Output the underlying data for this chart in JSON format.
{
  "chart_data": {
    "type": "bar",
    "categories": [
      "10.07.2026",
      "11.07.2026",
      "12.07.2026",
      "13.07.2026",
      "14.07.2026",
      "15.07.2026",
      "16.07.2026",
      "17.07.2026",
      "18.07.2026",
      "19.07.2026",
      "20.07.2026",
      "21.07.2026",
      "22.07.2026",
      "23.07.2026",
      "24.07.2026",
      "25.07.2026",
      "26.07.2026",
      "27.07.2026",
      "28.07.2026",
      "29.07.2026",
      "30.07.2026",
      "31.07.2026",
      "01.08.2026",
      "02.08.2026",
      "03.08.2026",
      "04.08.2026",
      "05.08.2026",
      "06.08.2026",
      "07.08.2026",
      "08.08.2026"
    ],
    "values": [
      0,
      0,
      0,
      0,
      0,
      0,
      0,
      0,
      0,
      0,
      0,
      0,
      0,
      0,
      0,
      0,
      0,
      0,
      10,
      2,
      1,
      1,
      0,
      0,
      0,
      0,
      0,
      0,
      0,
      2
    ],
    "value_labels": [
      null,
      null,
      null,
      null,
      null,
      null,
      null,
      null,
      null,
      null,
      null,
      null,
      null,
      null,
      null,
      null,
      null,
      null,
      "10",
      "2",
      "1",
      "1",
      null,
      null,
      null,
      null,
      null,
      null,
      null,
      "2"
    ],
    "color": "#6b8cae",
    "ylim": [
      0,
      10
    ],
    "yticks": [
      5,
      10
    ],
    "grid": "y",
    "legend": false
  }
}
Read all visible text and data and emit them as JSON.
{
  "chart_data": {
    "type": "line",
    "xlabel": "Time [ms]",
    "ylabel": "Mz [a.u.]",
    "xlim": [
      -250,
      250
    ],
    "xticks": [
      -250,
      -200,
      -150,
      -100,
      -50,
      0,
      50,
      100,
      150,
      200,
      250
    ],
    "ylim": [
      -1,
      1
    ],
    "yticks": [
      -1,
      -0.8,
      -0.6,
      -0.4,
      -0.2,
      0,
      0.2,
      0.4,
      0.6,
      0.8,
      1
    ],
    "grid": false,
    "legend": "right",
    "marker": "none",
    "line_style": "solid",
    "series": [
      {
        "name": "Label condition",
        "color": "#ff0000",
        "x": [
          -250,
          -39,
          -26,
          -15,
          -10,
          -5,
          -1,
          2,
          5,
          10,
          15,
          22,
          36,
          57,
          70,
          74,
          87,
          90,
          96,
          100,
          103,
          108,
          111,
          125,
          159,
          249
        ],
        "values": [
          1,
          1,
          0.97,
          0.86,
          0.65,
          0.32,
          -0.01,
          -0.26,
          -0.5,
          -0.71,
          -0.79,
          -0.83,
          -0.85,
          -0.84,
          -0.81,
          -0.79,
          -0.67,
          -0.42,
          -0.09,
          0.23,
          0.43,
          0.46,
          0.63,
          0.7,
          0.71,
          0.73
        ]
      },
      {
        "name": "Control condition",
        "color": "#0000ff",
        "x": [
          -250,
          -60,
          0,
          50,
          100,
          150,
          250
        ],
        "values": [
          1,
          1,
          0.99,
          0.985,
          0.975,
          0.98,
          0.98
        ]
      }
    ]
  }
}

> Exercise aim:
Gather each line in these records that contains the string "condition".

> Result for this exercise:
        "name": "Label condition",
        "name": "Control condition",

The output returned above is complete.